PLAIDOYER POLYGAME
Posté : 29 oct.07, 04:45
Plaidoyer polygame
En janvier 2006, un rapport canadien préconisait la dépénalisation de la polygamie. Trois professeurs de droit de l’Ontario avançaient en effet que le cadre légal du mariage serait toujours plus avantageux pour les femmes et les enfants que la clandestinité engendrée par l’interdiction.
En réalité, la polygamie désigne aussi bien la situation dans laquelle le mari a plusieurs épouses que celle dans laquelle la femme a plusieurs maris. Pour être précis, il conviendrait donc de parler de polyandrie dans ce dernier cas et de polygynie dans le premier. Or c’est à la polygynie que l’on pense abusivement lorsque l’on parle de polygamie. Cette pratique, illégale en occident, y est pourtant largement répandue dans les mœurs. Et à l’heure où la cellule familiale traditionnelle – un homme, une femme – tend à exploser, il apparaît que cette mise hors la loi connaisse certaines limites.
Dans les sociétés où la polygamie est légale, des témoignages rapportent que l’arrivée d’une coépouse est généralement source de conflits et d’injustices dans le foyer. Conflit entre épouses pour la place de favorite auprès du mari et injustice de traitement de la part de celui-ci. C’est donc dans un souci d’égalité entre femmes et d’égalité entre homme et femme – la mari n’a pas, lui, à supporter de rival – que la polygamie a été prohibée dans la plupart des pays du monde. A cela s’ajoute le fait que dans les sociétés polygames le mariage est une affaire arrangée entre parents et rarement le fait du libre arbitre de la femme. De jeunes femmes se retrouvent ainsi mariée, malgré elles, à des hommes d’âge mûre, déjà mariés et pères de nombreux enfants.
Les enfants sont aussi victimes de ces unions polygames en raison de l’absence d’un père qui doit se partager entre plusieurs foyers et du climat conflictuel engendré par le mal-être, la jalousie et les rivalités entre coépouses. Si la question de la rivalité entre demi-frères et sœurs pour gagner l’amour du père se pose de façon moins aiguë qu’entre les coépouses, les question relatives à l’héritage demeurent compliquées et difficiles à trancher.
Pourtant, peut-on réellement affirmer que les luttes entre héritiers sont plus fréquentes lorsque les mères sont simultanément épouses d’un même homme que lorsqu’elles le sont successivement ou lorsque aucun mariage n’a été contracté ? Car les procédures engagées par des enfants nés hors mariage – s’ils sont reconnus le père – ou par les enfants de parents divorcés sont elles aussi très longues et complexes. Alors que ces procédures sont largement simplifiées lorsque les règles de la succession sont édictées dans le cadre juridique du mariage. C’est dans ce sens que le rapport canadien mettait en évidence l’injustice que constituait la pénalisation et la négation juridique de l’existence d’une coépouse et de ses enfants. « Légitimes au-deçà de la Méditerranée, illégitimes au delà ».

* _LIGNES ENREGISTRÉES_:

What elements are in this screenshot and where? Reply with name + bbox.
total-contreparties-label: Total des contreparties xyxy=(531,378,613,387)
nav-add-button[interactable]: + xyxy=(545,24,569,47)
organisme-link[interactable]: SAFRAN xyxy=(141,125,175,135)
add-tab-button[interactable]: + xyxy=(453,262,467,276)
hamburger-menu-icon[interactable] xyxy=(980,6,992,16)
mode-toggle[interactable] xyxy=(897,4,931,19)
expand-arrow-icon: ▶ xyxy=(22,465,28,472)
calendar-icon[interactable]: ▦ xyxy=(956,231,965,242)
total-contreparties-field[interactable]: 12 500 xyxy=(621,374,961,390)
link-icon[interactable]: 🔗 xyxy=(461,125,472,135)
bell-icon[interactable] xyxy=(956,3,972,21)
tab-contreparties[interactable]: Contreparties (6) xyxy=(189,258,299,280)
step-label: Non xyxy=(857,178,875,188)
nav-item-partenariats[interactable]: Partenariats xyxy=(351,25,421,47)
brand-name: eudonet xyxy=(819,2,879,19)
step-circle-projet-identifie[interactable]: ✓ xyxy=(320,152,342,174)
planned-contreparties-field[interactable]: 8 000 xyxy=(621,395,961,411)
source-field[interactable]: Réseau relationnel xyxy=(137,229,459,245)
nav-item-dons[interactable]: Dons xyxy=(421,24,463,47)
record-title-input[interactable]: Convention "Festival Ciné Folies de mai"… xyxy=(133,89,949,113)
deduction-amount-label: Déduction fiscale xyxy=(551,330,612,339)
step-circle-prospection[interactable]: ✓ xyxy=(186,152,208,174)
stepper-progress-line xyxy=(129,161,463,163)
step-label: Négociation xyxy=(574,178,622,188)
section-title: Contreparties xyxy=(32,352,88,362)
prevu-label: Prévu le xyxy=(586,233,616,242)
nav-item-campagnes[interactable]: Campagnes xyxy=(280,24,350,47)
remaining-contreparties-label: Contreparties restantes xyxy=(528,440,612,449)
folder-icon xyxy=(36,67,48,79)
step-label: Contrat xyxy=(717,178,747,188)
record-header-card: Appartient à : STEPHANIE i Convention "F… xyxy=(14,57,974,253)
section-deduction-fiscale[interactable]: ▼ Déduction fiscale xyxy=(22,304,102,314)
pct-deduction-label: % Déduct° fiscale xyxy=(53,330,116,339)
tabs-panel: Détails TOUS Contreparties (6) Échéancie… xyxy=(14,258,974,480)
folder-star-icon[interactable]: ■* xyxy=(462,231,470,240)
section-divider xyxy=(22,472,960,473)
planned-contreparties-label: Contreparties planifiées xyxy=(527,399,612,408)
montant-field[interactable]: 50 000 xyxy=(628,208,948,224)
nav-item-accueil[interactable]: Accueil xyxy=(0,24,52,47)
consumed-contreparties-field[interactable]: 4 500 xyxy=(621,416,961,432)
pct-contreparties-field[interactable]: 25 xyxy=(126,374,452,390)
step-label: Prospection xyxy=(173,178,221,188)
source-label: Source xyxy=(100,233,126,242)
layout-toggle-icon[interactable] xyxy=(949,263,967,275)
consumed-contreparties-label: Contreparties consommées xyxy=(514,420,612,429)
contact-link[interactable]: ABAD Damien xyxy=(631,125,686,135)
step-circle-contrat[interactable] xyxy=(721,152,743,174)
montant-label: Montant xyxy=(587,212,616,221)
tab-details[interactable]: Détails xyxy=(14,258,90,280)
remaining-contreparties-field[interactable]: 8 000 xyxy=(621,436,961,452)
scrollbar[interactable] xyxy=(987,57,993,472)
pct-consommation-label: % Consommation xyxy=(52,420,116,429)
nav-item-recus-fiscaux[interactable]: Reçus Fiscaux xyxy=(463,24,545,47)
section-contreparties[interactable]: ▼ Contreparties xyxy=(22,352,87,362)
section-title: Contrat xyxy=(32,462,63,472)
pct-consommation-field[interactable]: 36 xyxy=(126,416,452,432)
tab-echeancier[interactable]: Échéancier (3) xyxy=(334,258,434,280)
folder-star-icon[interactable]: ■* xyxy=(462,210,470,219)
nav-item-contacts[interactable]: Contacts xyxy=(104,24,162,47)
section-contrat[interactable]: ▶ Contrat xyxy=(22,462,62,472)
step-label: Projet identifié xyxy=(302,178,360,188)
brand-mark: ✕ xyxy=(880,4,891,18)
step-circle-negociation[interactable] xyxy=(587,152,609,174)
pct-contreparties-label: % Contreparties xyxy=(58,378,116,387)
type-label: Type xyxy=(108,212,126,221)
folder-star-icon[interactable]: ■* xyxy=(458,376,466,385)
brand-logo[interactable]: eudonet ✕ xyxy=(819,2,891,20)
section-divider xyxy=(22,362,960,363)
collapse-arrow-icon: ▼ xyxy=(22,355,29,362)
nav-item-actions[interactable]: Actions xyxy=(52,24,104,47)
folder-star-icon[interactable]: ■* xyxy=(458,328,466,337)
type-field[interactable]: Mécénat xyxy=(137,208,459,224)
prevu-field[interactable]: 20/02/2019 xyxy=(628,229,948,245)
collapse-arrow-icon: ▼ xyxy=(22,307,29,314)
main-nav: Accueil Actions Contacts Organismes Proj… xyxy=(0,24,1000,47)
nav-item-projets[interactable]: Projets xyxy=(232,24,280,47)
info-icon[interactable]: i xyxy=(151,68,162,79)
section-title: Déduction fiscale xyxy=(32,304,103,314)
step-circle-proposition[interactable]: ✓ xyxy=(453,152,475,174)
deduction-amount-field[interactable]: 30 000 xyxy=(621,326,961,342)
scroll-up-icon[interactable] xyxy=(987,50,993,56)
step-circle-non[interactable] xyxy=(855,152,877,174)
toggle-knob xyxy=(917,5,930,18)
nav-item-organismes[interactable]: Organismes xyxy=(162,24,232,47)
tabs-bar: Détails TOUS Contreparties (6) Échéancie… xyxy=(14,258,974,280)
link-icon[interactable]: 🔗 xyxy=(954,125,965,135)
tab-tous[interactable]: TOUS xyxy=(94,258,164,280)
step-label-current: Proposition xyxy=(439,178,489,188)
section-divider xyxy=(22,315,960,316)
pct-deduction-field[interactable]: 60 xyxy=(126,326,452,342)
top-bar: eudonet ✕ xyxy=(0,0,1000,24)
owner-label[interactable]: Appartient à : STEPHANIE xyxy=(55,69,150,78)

* _CONSIGNE_: Recopie le passage du texte sur la polygamie, de « Dans les sociétés où » à « de nombreux enfants. », en remplaçant « coépouse » par « nouvelle épouse ».

* _RÉPONSE_:
Dans les sociétés où la polygamie est légale, des témoignages rapportent que l’arrivée d’une nouvelle épouse est généralement source de conflits et d’injustices dans le foyer. Conflit entre épouses pour la place de favorite auprès du mari et injustice de traitement de la part de celui-ci. C’est donc dans un souci d’égalité entre femmes et d’égalité entre homme et femme – la mari n’a pas, lui, à supporter de rival – que la polygamie a été prohibée dans la plupart des pays du monde. A cela s’ajoute le fait que dans les sociétés polygames le mariage est une affaire arrangée entre parents et rarement le fait du libre arbitre de la femme. De jeunes femmes se retrouvent ainsi mariée, malgré elles, à des hommes d’âge mûre, déjà mariés et pères de nombreux enfants.